# EXTRACTED DATA
────────

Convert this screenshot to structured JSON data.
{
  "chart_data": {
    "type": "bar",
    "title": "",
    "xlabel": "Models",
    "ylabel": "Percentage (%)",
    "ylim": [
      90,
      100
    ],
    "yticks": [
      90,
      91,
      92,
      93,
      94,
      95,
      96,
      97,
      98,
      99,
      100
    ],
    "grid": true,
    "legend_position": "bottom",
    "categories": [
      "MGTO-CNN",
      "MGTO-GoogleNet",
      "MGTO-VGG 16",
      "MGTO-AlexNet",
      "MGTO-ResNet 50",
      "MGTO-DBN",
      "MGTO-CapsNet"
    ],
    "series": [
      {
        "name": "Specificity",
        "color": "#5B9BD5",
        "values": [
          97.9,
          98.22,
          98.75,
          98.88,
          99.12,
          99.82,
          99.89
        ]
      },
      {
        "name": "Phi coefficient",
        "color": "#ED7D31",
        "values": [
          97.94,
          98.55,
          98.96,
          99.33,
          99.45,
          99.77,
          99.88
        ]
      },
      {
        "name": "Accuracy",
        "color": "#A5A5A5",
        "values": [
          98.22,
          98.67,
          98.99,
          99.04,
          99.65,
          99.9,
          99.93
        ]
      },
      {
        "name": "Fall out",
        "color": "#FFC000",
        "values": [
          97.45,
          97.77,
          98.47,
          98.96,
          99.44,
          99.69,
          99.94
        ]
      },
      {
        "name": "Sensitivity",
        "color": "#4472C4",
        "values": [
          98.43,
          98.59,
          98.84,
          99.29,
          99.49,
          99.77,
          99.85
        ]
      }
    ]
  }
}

────────

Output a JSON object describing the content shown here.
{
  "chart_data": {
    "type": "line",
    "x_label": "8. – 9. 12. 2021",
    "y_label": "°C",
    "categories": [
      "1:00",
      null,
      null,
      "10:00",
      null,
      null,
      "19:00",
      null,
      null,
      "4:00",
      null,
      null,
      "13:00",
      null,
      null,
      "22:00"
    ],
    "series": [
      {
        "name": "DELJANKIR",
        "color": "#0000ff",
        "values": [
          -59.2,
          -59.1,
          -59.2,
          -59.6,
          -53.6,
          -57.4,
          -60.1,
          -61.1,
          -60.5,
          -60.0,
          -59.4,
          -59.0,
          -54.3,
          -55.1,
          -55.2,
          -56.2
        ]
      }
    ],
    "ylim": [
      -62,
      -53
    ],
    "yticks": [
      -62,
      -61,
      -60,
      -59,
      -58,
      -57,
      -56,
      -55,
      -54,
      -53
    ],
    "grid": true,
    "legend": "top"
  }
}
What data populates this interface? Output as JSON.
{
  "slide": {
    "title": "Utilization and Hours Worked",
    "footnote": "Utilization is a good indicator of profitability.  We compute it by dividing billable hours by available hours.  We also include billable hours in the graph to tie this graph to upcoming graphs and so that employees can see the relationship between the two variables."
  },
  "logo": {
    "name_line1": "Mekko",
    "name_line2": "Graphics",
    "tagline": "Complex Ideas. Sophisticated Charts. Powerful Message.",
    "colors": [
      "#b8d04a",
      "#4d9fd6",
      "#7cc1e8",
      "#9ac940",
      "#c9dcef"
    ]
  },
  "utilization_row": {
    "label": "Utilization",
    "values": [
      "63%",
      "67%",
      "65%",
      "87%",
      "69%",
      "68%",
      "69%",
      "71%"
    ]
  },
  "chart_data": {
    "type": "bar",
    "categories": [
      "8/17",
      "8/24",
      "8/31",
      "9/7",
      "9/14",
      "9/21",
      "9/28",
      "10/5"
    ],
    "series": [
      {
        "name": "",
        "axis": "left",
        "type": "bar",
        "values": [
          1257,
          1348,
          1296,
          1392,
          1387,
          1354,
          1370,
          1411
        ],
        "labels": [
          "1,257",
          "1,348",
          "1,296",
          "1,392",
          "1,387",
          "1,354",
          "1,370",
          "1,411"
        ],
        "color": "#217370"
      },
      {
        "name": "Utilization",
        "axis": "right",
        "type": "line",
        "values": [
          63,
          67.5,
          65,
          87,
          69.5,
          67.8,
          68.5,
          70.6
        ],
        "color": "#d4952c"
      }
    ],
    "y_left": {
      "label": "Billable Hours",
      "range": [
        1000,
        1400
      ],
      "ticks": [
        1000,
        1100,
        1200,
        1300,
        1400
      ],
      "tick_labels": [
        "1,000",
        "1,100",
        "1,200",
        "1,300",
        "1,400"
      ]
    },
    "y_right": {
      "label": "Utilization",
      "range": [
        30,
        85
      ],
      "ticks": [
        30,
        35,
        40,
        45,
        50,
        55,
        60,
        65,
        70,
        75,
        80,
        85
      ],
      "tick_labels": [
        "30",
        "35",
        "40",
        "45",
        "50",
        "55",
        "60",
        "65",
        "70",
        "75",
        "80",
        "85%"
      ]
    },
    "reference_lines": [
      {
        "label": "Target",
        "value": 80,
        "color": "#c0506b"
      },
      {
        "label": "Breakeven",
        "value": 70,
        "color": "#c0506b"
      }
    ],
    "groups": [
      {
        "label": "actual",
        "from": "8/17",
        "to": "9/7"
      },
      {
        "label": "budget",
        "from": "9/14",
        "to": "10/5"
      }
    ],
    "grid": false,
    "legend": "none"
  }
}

────────

# WORK TO DO
Tally the lines of the listing that include "this". Reply with nothing but the count.

# RESULT BELOW
3